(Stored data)
▼

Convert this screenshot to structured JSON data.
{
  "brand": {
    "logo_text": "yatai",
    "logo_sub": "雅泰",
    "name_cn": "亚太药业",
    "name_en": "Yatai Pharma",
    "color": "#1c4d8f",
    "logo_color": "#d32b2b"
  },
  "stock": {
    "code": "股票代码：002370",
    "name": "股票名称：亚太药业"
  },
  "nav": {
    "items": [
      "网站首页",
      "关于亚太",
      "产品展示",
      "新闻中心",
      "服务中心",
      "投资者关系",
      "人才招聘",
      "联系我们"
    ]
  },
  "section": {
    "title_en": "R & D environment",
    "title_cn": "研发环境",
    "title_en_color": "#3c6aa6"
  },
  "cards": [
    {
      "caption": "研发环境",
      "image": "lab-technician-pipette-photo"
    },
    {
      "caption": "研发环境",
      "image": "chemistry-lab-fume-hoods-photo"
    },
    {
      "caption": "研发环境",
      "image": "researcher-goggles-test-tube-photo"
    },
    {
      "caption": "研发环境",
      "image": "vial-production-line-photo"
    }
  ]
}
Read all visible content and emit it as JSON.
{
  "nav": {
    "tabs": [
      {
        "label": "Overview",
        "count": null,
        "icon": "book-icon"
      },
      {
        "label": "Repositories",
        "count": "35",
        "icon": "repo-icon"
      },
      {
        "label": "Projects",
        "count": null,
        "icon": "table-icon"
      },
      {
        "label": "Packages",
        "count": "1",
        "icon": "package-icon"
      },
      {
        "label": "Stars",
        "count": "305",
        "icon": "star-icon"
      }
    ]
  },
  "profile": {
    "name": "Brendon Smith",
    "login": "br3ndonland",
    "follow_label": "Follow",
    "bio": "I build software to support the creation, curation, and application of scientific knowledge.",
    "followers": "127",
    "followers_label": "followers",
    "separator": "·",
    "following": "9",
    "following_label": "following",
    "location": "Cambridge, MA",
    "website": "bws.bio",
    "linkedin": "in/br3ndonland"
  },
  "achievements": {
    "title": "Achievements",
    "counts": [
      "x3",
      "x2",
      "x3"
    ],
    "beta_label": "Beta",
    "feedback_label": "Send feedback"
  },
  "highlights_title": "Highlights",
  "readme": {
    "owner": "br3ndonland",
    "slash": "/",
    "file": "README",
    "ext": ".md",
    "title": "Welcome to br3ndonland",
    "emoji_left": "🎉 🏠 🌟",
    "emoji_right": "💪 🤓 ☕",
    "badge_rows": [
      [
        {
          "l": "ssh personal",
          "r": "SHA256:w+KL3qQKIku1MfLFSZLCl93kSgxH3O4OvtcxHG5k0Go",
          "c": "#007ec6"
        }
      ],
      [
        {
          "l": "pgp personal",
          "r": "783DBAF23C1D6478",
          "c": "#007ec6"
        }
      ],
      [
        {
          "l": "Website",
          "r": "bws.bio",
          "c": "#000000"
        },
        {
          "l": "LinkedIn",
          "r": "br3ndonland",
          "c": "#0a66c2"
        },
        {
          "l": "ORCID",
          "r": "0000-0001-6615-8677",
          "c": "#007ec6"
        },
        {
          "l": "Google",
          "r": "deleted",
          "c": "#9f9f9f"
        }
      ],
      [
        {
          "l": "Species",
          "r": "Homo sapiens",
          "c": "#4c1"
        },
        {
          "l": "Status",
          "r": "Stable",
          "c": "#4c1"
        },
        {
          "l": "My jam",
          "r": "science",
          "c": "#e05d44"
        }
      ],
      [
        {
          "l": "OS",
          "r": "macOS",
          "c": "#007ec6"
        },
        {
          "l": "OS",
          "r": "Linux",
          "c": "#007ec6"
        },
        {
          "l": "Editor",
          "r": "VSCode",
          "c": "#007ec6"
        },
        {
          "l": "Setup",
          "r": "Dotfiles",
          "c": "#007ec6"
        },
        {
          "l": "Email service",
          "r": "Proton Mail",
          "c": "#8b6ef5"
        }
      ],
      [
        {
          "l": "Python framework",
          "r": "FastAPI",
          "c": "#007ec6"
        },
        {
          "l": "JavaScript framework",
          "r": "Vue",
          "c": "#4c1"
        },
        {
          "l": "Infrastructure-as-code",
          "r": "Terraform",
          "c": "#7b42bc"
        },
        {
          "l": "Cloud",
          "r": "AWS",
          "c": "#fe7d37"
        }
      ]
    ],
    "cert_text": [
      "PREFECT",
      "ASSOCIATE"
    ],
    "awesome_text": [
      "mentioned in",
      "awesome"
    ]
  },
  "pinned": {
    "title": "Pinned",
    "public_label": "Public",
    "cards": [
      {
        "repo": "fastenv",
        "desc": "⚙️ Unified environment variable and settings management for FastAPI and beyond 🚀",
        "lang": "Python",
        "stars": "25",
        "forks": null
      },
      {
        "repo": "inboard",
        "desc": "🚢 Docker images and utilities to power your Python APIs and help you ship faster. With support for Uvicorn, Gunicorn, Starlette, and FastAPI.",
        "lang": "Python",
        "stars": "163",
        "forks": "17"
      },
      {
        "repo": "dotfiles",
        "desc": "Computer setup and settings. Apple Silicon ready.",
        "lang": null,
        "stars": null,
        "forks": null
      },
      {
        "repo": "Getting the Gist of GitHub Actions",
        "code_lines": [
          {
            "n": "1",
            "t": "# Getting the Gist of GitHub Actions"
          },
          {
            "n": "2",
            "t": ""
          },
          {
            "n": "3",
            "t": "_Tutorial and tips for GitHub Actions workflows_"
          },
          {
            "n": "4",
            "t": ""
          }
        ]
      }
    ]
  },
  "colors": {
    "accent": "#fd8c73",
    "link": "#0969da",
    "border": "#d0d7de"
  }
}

▲

** REQUIREMENT **
Work out how many lines of the material above contain the word "Python", then give only that figure.

** RESULT **
4